_Problem 1_
Print everything in the records from their first line down to the line containing "heading: read: Read", inclusive, identical to the original.

Reciprocity marketing is a sales strategy in which something free is offered in the hopes of creating a reciprocal obligation. It’s harder to say no to someone after they’ve offered you something first.

See when something is a genuine offer and when it is reciprocity marketing.

How Does Reciprocity in Business Work?

The Reciprocity Principle tells us to repay others when they do something for us. This fixed-action pattern of behavior is so deeply ingrained that we hardly think about it, yet we practice it all the time. When a friend treats you to lunch, you make sure you pick up the check the next time you go out; when your neighbors invite you to a party, you invite them the next time you’re hosting an event. 

That the phrase “much obliged” is a synonym for “thank you” is a powerful encapsulation of the Reciprocity Principle: we naturally feel obliged, indebted to those who have done something for us. But it can be manipulated through reciprocity marketing.

_Records_
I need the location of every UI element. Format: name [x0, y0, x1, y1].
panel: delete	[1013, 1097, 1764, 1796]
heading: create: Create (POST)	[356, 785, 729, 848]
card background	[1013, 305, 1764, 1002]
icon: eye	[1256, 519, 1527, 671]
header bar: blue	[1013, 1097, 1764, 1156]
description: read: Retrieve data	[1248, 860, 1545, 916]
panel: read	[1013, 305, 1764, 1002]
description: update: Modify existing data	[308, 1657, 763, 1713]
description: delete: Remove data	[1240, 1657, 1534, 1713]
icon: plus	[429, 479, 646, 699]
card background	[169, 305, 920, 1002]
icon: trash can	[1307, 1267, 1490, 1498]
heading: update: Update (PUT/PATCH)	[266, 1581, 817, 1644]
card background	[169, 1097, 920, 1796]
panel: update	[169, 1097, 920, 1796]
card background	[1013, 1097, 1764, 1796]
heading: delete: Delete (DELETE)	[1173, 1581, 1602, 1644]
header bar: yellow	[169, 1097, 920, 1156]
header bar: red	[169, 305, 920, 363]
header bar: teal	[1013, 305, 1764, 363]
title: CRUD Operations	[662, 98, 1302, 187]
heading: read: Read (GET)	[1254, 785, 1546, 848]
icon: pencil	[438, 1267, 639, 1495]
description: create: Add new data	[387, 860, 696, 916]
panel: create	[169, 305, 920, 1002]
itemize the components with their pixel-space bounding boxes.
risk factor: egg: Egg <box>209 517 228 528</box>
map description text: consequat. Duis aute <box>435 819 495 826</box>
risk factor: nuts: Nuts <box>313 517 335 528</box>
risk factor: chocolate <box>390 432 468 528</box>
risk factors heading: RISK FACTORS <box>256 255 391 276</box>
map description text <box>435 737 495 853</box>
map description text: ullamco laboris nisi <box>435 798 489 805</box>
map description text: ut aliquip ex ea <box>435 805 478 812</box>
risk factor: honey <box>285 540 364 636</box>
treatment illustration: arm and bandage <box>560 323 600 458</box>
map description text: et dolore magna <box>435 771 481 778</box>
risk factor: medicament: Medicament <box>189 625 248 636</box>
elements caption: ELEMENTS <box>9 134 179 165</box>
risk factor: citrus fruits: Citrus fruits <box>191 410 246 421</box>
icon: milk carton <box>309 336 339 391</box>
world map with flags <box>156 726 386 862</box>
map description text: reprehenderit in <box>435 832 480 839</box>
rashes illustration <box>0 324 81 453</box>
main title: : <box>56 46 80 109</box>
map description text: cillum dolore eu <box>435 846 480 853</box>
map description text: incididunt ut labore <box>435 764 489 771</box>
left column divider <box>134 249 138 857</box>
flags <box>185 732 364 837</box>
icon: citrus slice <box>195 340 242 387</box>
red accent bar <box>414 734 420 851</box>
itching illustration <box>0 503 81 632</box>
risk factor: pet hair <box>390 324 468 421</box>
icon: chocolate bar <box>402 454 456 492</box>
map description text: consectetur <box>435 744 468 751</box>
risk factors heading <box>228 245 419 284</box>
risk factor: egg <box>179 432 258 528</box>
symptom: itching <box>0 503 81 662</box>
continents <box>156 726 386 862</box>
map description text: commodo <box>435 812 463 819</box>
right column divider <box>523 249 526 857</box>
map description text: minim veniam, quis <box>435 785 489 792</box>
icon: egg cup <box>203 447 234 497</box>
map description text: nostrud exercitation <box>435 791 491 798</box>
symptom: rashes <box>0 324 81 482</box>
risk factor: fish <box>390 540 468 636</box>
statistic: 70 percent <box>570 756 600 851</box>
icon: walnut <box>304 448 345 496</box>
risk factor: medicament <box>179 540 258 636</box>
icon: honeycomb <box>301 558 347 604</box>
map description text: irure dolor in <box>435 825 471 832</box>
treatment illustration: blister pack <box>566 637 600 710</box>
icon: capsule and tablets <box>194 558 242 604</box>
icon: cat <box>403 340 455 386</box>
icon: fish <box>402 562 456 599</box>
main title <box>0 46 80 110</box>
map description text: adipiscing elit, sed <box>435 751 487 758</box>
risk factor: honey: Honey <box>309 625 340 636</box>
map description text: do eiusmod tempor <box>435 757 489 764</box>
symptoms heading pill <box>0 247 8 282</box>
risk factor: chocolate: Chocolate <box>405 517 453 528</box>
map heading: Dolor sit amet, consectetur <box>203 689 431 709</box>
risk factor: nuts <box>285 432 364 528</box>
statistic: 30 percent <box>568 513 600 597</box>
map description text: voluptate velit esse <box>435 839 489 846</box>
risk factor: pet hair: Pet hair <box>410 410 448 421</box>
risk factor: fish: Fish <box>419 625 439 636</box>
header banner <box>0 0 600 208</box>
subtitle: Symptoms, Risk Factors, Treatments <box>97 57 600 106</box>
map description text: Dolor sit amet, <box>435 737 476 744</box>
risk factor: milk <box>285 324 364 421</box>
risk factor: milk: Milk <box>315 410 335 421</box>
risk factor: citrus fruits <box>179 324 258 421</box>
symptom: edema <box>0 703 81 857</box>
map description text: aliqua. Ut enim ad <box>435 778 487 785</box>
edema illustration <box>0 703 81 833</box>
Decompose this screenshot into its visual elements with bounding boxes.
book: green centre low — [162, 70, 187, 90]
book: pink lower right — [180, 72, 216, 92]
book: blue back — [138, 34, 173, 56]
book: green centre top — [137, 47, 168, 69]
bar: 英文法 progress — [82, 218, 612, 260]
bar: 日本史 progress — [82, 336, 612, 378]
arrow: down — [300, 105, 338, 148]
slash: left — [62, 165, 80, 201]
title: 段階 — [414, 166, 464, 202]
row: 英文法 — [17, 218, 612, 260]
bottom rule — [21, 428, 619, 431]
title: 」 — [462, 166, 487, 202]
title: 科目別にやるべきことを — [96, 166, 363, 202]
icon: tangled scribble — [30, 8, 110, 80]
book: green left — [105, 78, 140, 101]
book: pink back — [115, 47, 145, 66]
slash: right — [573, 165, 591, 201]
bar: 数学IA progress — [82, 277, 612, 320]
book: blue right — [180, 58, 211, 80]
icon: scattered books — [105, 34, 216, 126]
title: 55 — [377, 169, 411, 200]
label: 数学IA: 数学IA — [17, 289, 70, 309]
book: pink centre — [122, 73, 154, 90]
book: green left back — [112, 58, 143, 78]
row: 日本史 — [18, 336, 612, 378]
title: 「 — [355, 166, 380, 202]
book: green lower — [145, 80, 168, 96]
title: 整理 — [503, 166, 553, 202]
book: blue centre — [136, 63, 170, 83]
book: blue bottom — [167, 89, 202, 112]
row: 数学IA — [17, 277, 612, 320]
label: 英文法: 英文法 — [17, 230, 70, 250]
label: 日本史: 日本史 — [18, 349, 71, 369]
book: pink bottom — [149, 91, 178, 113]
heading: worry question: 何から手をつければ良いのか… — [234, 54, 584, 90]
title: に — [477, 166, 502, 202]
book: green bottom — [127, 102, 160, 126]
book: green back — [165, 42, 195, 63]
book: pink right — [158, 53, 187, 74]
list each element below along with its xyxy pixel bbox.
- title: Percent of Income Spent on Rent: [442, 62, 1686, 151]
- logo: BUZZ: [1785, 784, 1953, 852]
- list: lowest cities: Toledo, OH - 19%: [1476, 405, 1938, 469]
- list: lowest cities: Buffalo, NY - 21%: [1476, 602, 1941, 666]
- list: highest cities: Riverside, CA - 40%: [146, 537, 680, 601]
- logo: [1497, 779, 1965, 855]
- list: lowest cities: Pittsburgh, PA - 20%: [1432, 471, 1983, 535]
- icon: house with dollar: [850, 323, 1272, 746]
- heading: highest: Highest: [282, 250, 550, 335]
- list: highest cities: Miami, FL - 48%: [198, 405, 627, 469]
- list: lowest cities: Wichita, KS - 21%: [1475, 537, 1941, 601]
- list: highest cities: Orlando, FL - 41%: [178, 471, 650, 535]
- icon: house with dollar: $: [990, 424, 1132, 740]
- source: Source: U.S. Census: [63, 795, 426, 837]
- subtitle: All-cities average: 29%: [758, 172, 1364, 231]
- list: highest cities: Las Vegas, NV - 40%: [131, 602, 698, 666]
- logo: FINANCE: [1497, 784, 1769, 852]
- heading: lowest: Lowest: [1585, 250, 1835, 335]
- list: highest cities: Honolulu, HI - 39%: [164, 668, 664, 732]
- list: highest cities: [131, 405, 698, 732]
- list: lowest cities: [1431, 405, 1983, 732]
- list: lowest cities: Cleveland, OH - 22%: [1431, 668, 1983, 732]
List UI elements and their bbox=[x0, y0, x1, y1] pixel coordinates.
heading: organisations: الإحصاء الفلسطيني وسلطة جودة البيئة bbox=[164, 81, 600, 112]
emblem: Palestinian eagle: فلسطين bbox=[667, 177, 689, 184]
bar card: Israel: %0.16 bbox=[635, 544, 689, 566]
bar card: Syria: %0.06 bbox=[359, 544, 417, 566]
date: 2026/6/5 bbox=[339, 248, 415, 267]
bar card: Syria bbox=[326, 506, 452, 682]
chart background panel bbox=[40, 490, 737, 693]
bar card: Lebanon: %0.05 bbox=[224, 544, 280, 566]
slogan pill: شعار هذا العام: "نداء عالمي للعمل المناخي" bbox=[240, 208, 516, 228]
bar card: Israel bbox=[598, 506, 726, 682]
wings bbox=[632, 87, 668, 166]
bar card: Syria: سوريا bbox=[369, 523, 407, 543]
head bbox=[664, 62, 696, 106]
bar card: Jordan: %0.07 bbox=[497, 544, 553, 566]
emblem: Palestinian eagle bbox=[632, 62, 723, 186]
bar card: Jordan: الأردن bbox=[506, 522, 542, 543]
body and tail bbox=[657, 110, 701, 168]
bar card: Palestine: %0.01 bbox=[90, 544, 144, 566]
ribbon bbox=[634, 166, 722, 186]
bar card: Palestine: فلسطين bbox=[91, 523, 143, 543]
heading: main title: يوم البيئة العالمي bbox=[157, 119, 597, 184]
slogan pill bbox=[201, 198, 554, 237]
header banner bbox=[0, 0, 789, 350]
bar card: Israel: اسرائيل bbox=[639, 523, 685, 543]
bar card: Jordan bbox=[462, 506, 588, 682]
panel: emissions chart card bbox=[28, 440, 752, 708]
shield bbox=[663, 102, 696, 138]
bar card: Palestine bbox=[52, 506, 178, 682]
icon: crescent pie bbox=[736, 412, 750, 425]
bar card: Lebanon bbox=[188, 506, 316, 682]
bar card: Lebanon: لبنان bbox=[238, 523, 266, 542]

_Problem 2_
Output the complete text on reciprocity marketing verbatim.

_Solution 1_
I need the location of every UI element. Format: name [x0, y0, x1, y1].
panel: delete	[1013, 1097, 1764, 1796]
heading: create: Create (POST)	[356, 785, 729, 848]
card background	[1013, 305, 1764, 1002]
icon: eye	[1256, 519, 1527, 671]
header bar: blue	[1013, 1097, 1764, 1156]
description: read: Retrieve data	[1248, 860, 1545, 916]
panel: read	[1013, 305, 1764, 1002]
description: update: Modify existing data	[308, 1657, 763, 1713]
description: delete: Remove data	[1240, 1657, 1534, 1713]
icon: plus	[429, 479, 646, 699]
card background	[169, 305, 920, 1002]
icon: trash can	[1307, 1267, 1490, 1498]
heading: update: Update (PUT/PATCH)	[266, 1581, 817, 1644]
card background	[169, 1097, 920, 1796]
panel: update	[169, 1097, 920, 1796]
card background	[1013, 1097, 1764, 1796]
heading: delete: Delete (DELETE)	[1173, 1581, 1602, 1644]
header bar: yellow	[169, 1097, 920, 1156]
header bar: red	[169, 305, 920, 363]
header bar: teal	[1013, 305, 1764, 363]
title: CRUD Operations	[662, 98, 1302, 187]
heading: read: Read (GET)	[1254, 785, 1546, 848]

_Solution 2_
Reciprocity marketing is a sales strategy in which something free is offered in the hopes of creating a reciprocal obligation. It’s harder to say no to someone after they’ve offered you something first.

See when something is a genuine offer and when it is reciprocity marketing.

How Does Reciprocity in Business Work?

The Reciprocity Principle tells us to repay others when they do something for us. This fixed-action pattern of behavior is so deeply ingrained that we hardly think about it, yet we practice it all the time. When a friend treats you to lunch, you make sure you pick up the check the next time you go out; when your neighbors invite you to a party, you invite them the next time you’re hosting an event. 

That the phrase “much obliged” is a synonym for “thank you” is a powerful encapsulation of the Reciprocity Principle: we naturally feel obliged, indebted to those who have done something for us. But it can be manipulated through reciprocity marketing.